Supplied data:

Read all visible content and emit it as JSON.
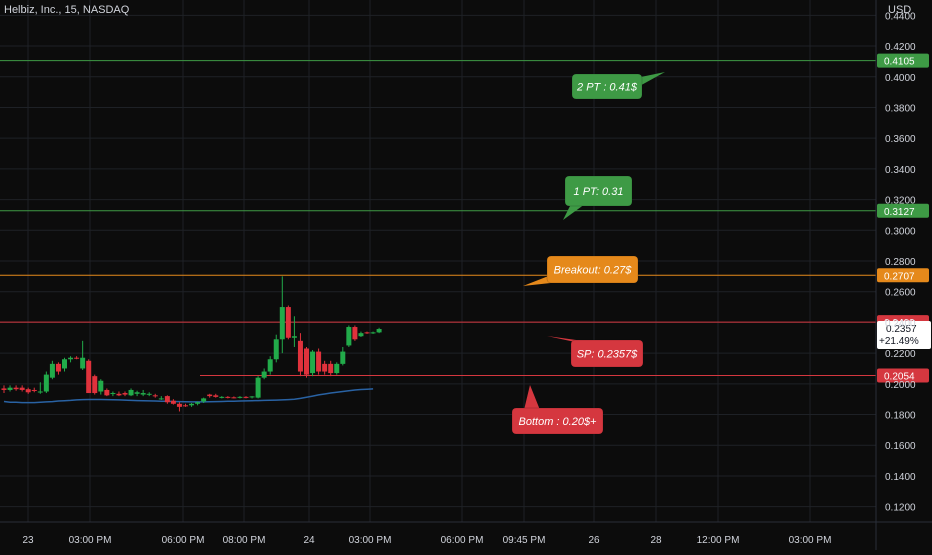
{
  "header": {
    "symbol": "Helbiz, Inc., 15, NASDAQ",
    "currency": "USD"
  },
  "colors": {
    "background": "#0c0c0c",
    "grid": "#1e2126",
    "up": "#22ab4a",
    "down": "#e0323c",
    "ma": "#2962a3",
    "green_line": "#3e9a45",
    "orange_line": "#e5891b",
    "red_line": "#d5373f",
    "text": "#d1d4dc"
  },
  "chart_data": {
    "type": "candlestick",
    "title": "Helbiz, Inc., 15, NASDAQ",
    "ylim": [
      0.11,
      0.45
    ],
    "grid": true,
    "y_ticks": [
      "0.4400",
      "0.4200",
      "0.4000",
      "0.3800",
      "0.3600",
      "0.3400",
      "0.3200",
      "0.3000",
      "0.2800",
      "0.2600",
      "0.2400",
      "0.2200",
      "0.2000",
      "0.1800",
      "0.1600",
      "0.1400",
      "0.1200"
    ],
    "x_ticks": [
      "23",
      "03:00 PM",
      "06:00 PM",
      "08:00 PM",
      "24",
      "03:00 PM",
      "06:00 PM",
      "09:45 PM",
      "26",
      "28",
      "12:00 PM",
      "03:00 PM"
    ],
    "candles": [
      {
        "o": 0.197,
        "h": 0.199,
        "l": 0.194,
        "c": 0.196
      },
      {
        "o": 0.196,
        "h": 0.199,
        "l": 0.195,
        "c": 0.1975
      },
      {
        "o": 0.1975,
        "h": 0.199,
        "l": 0.1955,
        "c": 0.1965
      },
      {
        "o": 0.1975,
        "h": 0.199,
        "l": 0.195,
        "c": 0.196
      },
      {
        "o": 0.1965,
        "h": 0.1975,
        "l": 0.1935,
        "c": 0.1945
      },
      {
        "o": 0.196,
        "h": 0.1975,
        "l": 0.1945,
        "c": 0.1955
      },
      {
        "o": 0.1945,
        "h": 0.201,
        "l": 0.1935,
        "c": 0.195
      },
      {
        "o": 0.195,
        "h": 0.208,
        "l": 0.194,
        "c": 0.206
      },
      {
        "o": 0.204,
        "h": 0.215,
        "l": 0.203,
        "c": 0.213
      },
      {
        "o": 0.213,
        "h": 0.214,
        "l": 0.206,
        "c": 0.208
      },
      {
        "o": 0.21,
        "h": 0.217,
        "l": 0.208,
        "c": 0.216
      },
      {
        "o": 0.216,
        "h": 0.218,
        "l": 0.214,
        "c": 0.217
      },
      {
        "o": 0.217,
        "h": 0.218,
        "l": 0.216,
        "c": 0.2165
      },
      {
        "o": 0.21,
        "h": 0.228,
        "l": 0.209,
        "c": 0.217
      },
      {
        "o": 0.215,
        "h": 0.216,
        "l": 0.194,
        "c": 0.194
      },
      {
        "o": 0.205,
        "h": 0.206,
        "l": 0.193,
        "c": 0.194
      },
      {
        "o": 0.195,
        "h": 0.203,
        "l": 0.193,
        "c": 0.202
      },
      {
        "o": 0.196,
        "h": 0.197,
        "l": 0.192,
        "c": 0.1925
      },
      {
        "o": 0.1935,
        "h": 0.195,
        "l": 0.192,
        "c": 0.194
      },
      {
        "o": 0.1935,
        "h": 0.195,
        "l": 0.192,
        "c": 0.1925
      },
      {
        "o": 0.194,
        "h": 0.195,
        "l": 0.192,
        "c": 0.193
      },
      {
        "o": 0.1925,
        "h": 0.197,
        "l": 0.192,
        "c": 0.196
      },
      {
        "o": 0.1935,
        "h": 0.1955,
        "l": 0.192,
        "c": 0.1945
      },
      {
        "o": 0.193,
        "h": 0.196,
        "l": 0.192,
        "c": 0.194
      },
      {
        "o": 0.193,
        "h": 0.1945,
        "l": 0.192,
        "c": 0.1935
      },
      {
        "o": 0.1925,
        "h": 0.1935,
        "l": 0.191,
        "c": 0.192
      },
      {
        "o": 0.19,
        "h": 0.192,
        "l": 0.1895,
        "c": 0.1905
      },
      {
        "o": 0.192,
        "h": 0.1925,
        "l": 0.187,
        "c": 0.188
      },
      {
        "o": 0.189,
        "h": 0.19,
        "l": 0.1865,
        "c": 0.187
      },
      {
        "o": 0.187,
        "h": 0.188,
        "l": 0.182,
        "c": 0.185
      },
      {
        "o": 0.186,
        "h": 0.187,
        "l": 0.185,
        "c": 0.1855
      },
      {
        "o": 0.186,
        "h": 0.1875,
        "l": 0.185,
        "c": 0.187
      },
      {
        "o": 0.187,
        "h": 0.1885,
        "l": 0.186,
        "c": 0.188
      },
      {
        "o": 0.1885,
        "h": 0.191,
        "l": 0.1875,
        "c": 0.1905
      },
      {
        "o": 0.193,
        "h": 0.1935,
        "l": 0.191,
        "c": 0.192
      },
      {
        "o": 0.1925,
        "h": 0.1935,
        "l": 0.191,
        "c": 0.1915
      },
      {
        "o": 0.191,
        "h": 0.192,
        "l": 0.1905,
        "c": 0.1915
      },
      {
        "o": 0.1915,
        "h": 0.192,
        "l": 0.1905,
        "c": 0.1912
      },
      {
        "o": 0.1912,
        "h": 0.1918,
        "l": 0.1905,
        "c": 0.191
      },
      {
        "o": 0.191,
        "h": 0.192,
        "l": 0.1905,
        "c": 0.1915
      },
      {
        "o": 0.1915,
        "h": 0.192,
        "l": 0.1905,
        "c": 0.1912
      },
      {
        "o": 0.1912,
        "h": 0.192,
        "l": 0.1905,
        "c": 0.1918
      },
      {
        "o": 0.191,
        "h": 0.205,
        "l": 0.1905,
        "c": 0.204
      },
      {
        "o": 0.204,
        "h": 0.21,
        "l": 0.203,
        "c": 0.208
      },
      {
        "o": 0.208,
        "h": 0.218,
        "l": 0.206,
        "c": 0.216
      },
      {
        "o": 0.216,
        "h": 0.232,
        "l": 0.214,
        "c": 0.229
      },
      {
        "o": 0.229,
        "h": 0.27,
        "l": 0.22,
        "c": 0.25
      },
      {
        "o": 0.25,
        "h": 0.251,
        "l": 0.229,
        "c": 0.23
      },
      {
        "o": 0.23,
        "h": 0.244,
        "l": 0.224,
        "c": 0.231
      },
      {
        "o": 0.228,
        "h": 0.233,
        "l": 0.205,
        "c": 0.208
      },
      {
        "o": 0.223,
        "h": 0.224,
        "l": 0.204,
        "c": 0.206
      },
      {
        "o": 0.207,
        "h": 0.222,
        "l": 0.205,
        "c": 0.221
      },
      {
        "o": 0.221,
        "h": 0.223,
        "l": 0.206,
        "c": 0.208
      },
      {
        "o": 0.213,
        "h": 0.215,
        "l": 0.206,
        "c": 0.208
      },
      {
        "o": 0.213,
        "h": 0.215,
        "l": 0.205,
        "c": 0.207
      },
      {
        "o": 0.207,
        "h": 0.214,
        "l": 0.206,
        "c": 0.213
      },
      {
        "o": 0.213,
        "h": 0.224,
        "l": 0.212,
        "c": 0.221
      },
      {
        "o": 0.225,
        "h": 0.238,
        "l": 0.224,
        "c": 0.237
      },
      {
        "o": 0.237,
        "h": 0.238,
        "l": 0.228,
        "c": 0.229
      },
      {
        "o": 0.231,
        "h": 0.234,
        "l": 0.2305,
        "c": 0.233
      },
      {
        "o": 0.2335,
        "h": 0.234,
        "l": 0.2325,
        "c": 0.233
      },
      {
        "o": 0.233,
        "h": 0.234,
        "l": 0.2325,
        "c": 0.2335
      },
      {
        "o": 0.2335,
        "h": 0.2365,
        "l": 0.233,
        "c": 0.2357
      }
    ],
    "moving_average": [
      [
        0.1885,
        0.188,
        0.188,
        0.1878,
        0.1878,
        0.1878,
        0.188,
        0.1882,
        0.1884,
        0.1888
      ],
      [
        0.189,
        0.1892,
        0.1895,
        0.1897,
        0.1898,
        0.1898,
        0.1898,
        0.1897,
        0.1896,
        0.1895
      ],
      [
        0.1894,
        0.1892,
        0.1891,
        0.189,
        0.1889,
        0.1888,
        0.1887,
        0.1886,
        0.1885,
        0.1884
      ],
      [
        0.1883,
        0.1882,
        0.1882,
        0.1882,
        0.1883,
        0.1884,
        0.1885,
        0.1886,
        0.1887,
        0.1888
      ],
      [
        0.1889,
        0.189,
        0.1891,
        0.1892,
        0.1893,
        0.1894,
        0.1895,
        0.1897,
        0.19,
        0.1905
      ],
      [
        0.1912,
        0.192,
        0.1928,
        0.1934,
        0.194,
        0.1945,
        0.195,
        0.1955,
        0.196,
        0.1963
      ],
      [
        0.1965,
        0.1967
      ]
    ],
    "levels": [
      {
        "price": 0.4105,
        "label": "0.4105",
        "color": "#3e9a45"
      },
      {
        "price": 0.3127,
        "label": "0.3127",
        "color": "#3e9a45"
      },
      {
        "price": 0.2707,
        "label": "0.2707",
        "color": "#e5891b"
      },
      {
        "price": 0.2402,
        "label": "0.2402",
        "color": "#d5373f"
      },
      {
        "price": 0.2054,
        "label": "0.2054",
        "color": "#d5373f"
      }
    ],
    "current_price": {
      "value": "0.2357",
      "change": "+21.49%"
    },
    "callouts": [
      {
        "text": "2 PT : 0.41$",
        "color": "#3e9a45",
        "anchor": "levels.0"
      },
      {
        "text": "1 PT: 0.31",
        "color": "#3e9a45",
        "anchor": "levels.1"
      },
      {
        "text": "Breakout: 0.27$",
        "color": "#e5891b",
        "anchor": "levels.2"
      },
      {
        "text": "SP: 0.2357$",
        "color": "#d5373f",
        "anchor": "levels.3"
      },
      {
        "text": "Bottom : 0.20$+",
        "color": "#d5373f",
        "anchor": "levels.4"
      }
    ]
  }
}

Written problem: Pick out every line above that contains the word "Helbiz" and copy it.

Answer for the task:
    "symbol": "Helbiz, Inc., 15, NASDAQ",
    "title": "Helbiz, Inc., 15, NASDAQ",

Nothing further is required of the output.